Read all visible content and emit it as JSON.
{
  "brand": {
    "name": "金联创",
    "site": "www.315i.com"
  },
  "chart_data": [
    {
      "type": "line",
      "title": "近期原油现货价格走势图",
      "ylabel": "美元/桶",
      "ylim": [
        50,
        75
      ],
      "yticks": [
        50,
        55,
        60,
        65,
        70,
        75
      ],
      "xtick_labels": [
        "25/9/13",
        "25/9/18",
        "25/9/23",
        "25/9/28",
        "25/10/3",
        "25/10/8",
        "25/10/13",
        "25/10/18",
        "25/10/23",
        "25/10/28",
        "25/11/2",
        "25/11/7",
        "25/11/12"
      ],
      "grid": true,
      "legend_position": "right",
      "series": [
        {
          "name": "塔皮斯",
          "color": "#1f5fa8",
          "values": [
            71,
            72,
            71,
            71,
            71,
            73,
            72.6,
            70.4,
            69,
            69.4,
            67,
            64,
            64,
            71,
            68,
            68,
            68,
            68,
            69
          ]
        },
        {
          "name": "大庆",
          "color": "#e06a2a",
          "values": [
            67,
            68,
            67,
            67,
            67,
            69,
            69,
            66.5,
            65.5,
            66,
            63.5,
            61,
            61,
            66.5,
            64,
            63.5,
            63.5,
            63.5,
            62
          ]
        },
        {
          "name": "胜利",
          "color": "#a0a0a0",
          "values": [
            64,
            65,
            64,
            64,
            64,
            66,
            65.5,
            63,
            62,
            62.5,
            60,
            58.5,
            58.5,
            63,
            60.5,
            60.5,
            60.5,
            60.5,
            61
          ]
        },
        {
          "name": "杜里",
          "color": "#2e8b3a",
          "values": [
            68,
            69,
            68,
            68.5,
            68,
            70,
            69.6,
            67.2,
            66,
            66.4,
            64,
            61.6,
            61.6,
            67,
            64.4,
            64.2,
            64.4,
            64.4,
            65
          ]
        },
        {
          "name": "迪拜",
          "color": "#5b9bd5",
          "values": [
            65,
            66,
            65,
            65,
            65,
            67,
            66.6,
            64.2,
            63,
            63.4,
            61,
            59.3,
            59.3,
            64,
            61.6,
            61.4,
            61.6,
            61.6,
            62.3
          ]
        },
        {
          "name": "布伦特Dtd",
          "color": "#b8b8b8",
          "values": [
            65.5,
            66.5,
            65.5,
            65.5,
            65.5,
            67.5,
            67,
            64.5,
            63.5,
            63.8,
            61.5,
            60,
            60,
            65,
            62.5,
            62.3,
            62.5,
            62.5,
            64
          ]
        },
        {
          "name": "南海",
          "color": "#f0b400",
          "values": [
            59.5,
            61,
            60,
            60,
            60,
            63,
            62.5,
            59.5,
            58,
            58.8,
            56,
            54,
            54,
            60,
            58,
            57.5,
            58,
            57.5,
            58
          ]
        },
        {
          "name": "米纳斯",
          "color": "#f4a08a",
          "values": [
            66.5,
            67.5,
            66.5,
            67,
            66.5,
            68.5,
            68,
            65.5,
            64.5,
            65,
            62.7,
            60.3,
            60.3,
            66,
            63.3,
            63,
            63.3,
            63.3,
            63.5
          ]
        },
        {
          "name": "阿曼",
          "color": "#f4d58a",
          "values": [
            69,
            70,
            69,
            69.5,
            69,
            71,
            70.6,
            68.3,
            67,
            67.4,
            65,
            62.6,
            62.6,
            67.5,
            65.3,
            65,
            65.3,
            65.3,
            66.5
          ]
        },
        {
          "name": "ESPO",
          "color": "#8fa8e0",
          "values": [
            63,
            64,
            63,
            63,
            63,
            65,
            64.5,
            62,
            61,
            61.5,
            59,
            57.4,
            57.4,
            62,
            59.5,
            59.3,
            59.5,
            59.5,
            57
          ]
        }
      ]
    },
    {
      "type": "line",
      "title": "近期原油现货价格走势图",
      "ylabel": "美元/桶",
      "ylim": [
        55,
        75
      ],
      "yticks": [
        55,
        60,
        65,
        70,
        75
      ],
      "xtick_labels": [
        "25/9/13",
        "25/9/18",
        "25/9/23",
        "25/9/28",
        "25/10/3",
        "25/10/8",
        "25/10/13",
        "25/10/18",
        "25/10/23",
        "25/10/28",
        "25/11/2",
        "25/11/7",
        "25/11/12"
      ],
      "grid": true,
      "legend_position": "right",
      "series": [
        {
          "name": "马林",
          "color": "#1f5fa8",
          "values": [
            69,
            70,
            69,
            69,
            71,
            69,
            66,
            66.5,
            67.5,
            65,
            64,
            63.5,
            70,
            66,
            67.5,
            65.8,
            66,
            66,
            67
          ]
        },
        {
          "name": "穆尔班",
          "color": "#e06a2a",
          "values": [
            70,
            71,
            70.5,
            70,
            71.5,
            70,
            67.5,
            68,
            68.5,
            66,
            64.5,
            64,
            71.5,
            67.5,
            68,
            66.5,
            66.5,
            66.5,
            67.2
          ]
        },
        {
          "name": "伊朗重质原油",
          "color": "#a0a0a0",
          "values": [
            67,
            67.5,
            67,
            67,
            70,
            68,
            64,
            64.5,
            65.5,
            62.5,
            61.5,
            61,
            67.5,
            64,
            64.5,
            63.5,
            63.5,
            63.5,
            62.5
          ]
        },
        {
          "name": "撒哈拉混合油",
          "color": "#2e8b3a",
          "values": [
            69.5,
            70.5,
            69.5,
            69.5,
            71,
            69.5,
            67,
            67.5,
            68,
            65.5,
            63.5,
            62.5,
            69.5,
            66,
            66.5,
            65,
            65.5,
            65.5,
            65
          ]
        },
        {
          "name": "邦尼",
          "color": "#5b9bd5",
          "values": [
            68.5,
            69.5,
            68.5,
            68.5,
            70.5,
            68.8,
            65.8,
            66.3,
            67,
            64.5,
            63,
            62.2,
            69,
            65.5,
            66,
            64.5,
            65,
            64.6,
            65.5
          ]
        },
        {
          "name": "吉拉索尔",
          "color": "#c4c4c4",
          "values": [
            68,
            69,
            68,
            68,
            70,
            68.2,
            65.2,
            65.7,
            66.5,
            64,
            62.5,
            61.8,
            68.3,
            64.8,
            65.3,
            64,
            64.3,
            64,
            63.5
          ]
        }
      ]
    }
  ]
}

Prompt -> Every line above should be written out again exactly as it stands.

Reply to the exercise ->
Read all visible content and emit it as JSON.
{
  "brand": {
    "name": "金联创",
    "site": "www.315i.com"
  },
  "chart_data": [
    {
      "type": "line",
      "title": "近期原油现货价格走势图",
      "ylabel": "美元/桶",
      "ylim": [
        50,
        75
      ],
      "yticks": [
        50,
        55,
        60,
        65,
        70,
        75
      ],
      "xtick_labels": [
        "25/9/13",
        "25/9/18",
        "25/9/23",
        "25/9/28",
        "25/10/3",
        "25/10/8",
        "25/10/13",
        "25/10/18",
        "25/10/23",
        "25/10/28",
        "25/11/2",
        "25/11/7",
        "25/11/12"
      ],
      "grid": true,
      "legend_position": "right",
      "series": [
        {
          "name": "塔皮斯",
          "color": "#1f5fa8",
          "values": [
            71,
            72,
            71,
            71,
            71,
            73,
            72.6,
            70.4,
            69,
            69.4,
            67,
            64,
            64,
            71,
            68,
            68,
            68,
            68,
            69
          ]
        },
        {
          "name": "大庆",
          "color": "#e06a2a",
          "values": [
            67,
            68,
            67,
            67,
            67,
            69,
            69,
            66.5,
            65.5,
            66,
            63.5,
            61,
            61,
            66.5,
            64,
            63.5,
            63.5,
            63.5,
            62
          ]
        },
        {
          "name": "胜利",
          "color": "#a0a0a0",
          "values": [
            64,
            65,
            64,
            64,
            64,
            66,
            65.5,
            63,
            62,
            62.5,
            60,
            58.5,
            58.5,
            63,
            60.5,
            60.5,
            60.5,
            60.5,
            61
          ]
        },
        {
          "name": "杜里",
          "color": "#2e8b3a",
          "values": [
            68,
            69,
            68,
            68.5,
            68,
            70,
            69.6,
            67.2,
            66,
            66.4,
            64,
            61.6,
            61.6,
            67,
            64.4,
            64.2,
            64.4,
            64.4,
            65
          ]
        },
        {
          "name": "迪拜",
          "color": "#5b9bd5",
          "values": [
            65,
            66,
            65,
            65,
            65,
            67,
            66.6,
            64.2,
            63,
            63.4,
            61,
            59.3,
            59.3,
            64,
            61.6,
            61.4,
            61.6,
            61.6,
            62.3
          ]
        },
        {
          "name": "布伦特Dtd",
          "color": "#b8b8b8",
          "values": [
            65.5,
            66.5,
            65.5,
            65.5,
            65.5,
            67.5,
            67,
            64.5,
            63.5,
            63.8,
            61.5,
            60,
            60,
            65,
            62.5,
            62.3,
            62.5,
            62.5,
            64
          ]
        },
        {
          "name": "南海",
          "color": "#f0b400",
          "values": [
            59.5,
            61,
            60,
            60,
            60,
            63,
            62.5,
            59.5,
            58,
            58.8,
            56,
            54,
            54,
            60,
            58,
            57.5,
            58,
            57.5,
            58
          ]
        },
        {
          "name": "米纳斯",
          "color": "#f4a08a",
          "values": [
            66.5,
            67.5,
            66.5,
            67,
            66.5,
            68.5,
            68,
            65.5,
            64.5,
            65,
            62.7,
            60.3,
            60.3,
            66,
            63.3,
            63,
            63.3,
            63.3,
            63.5
          ]
        },
        {
          "name": "阿曼",
          "color": "#f4d58a",
          "values": [
            69,
            70,
            69,
            69.5,
            69,
            71,
            70.6,
            68.3,
            67,
            67.4,
            65,
            62.6,
            62.6,
            67.5,
            65.3,
            65,
            65.3,
            65.3,
            66.5
          ]
        },
        {
          "name": "ESPO",
          "color": "#8fa8e0",
          "values": [
            63,
            64,
            63,
            63,
            63,
            65,
            64.5,
            62,
            61,
            61.5,
            59,
            57.4,
            57.4,
            62,
            59.5,
            59.3,
            59.5,
            59.5,
            57
          ]
        }
      ]
    },
    {
      "type": "line",
      "title": "近期原油现货价格走势图",
      "ylabel": "美元/桶",
      "ylim": [
        55,
        75
      ],
      "yticks": [
        55,
        60,
        65,
        70,
        75
      ],
      "xtick_labels": [
        "25/9/13",
        "25/9/18",
        "25/9/23",
        "25/9/28",
        "25/10/3",
        "25/10/8",
        "25/10/13",
        "25/10/18",
        "25/10/23",
        "25/10/28",
        "25/11/2",
        "25/11/7",
        "25/11/12"
      ],
      "grid": true,
      "legend_position": "right",
      "series": [
        {
          "name": "马林",
          "color": "#1f5fa8",
          "values": [
            69,
            70,
            69,
            69,
            71,
            69,
            66,
            66.5,
            67.5,
            65,
            64,
            63.5,
            70,
            66,
            67.5,
            65.8,
            66,
            66,
            67
          ]
        },
        {
          "name": "穆尔班",
          "color": "#e06a2a",
          "values": [
            70,
            71,
            70.5,
            70,
            71.5,
            70,
            67.5,
            68,
            68.5,
            66,
            64.5,
            64,
            71.5,
            67.5,
            68,
            66.5,
            66.5,
            66.5,
            67.2
          ]
        },
        {
          "name": "伊朗重质原油",
          "color": "#a0a0a0",
          "values": [
            67,
            67.5,
            67,
            67,
            70,
            68,
            64,
            64.5,
            65.5,
            62.5,
            61.5,
            61,
            67.5,
            64,
            64.5,
            63.5,
            63.5,
            63.5,
            62.5
          ]
        },
        {
          "name": "撒哈拉混合油",
          "color": "#2e8b3a",
          "values": [
            69.5,
            70.5,
            69.5,
            69.5,
            71,
            69.5,
            67,
            67.5,
            68,
            65.5,
            63.5,
            62.5,
            69.5,
            66,
            66.5,
            65,
            65.5,
            65.5,
            65
          ]
        },
        {
          "name": "邦尼",
          "color": "#5b9bd5",
          "values": [
            68.5,
            69.5,
            68.5,
            68.5,
            70.5,
            68.8,
            65.8,
            66.3,
            67,
            64.5,
            63,
            62.2,
            69,
            65.5,
            66,
            64.5,
            65,
            64.6,
            65.5
          ]
        },
        {
          "name": "吉拉索尔",
          "color": "#c4c4c4",
          "values": [
            68,
            69,
            68,
            68,
            70,
            68.2,
            65.2,
            65.7,
            66.5,
            64,
            62.5,
            61.8,
            68.3,
            64.8,
            65.3,
            64,
            64.3,
            64,
            63.5
          ]
        }
      ]
    }
  ]
}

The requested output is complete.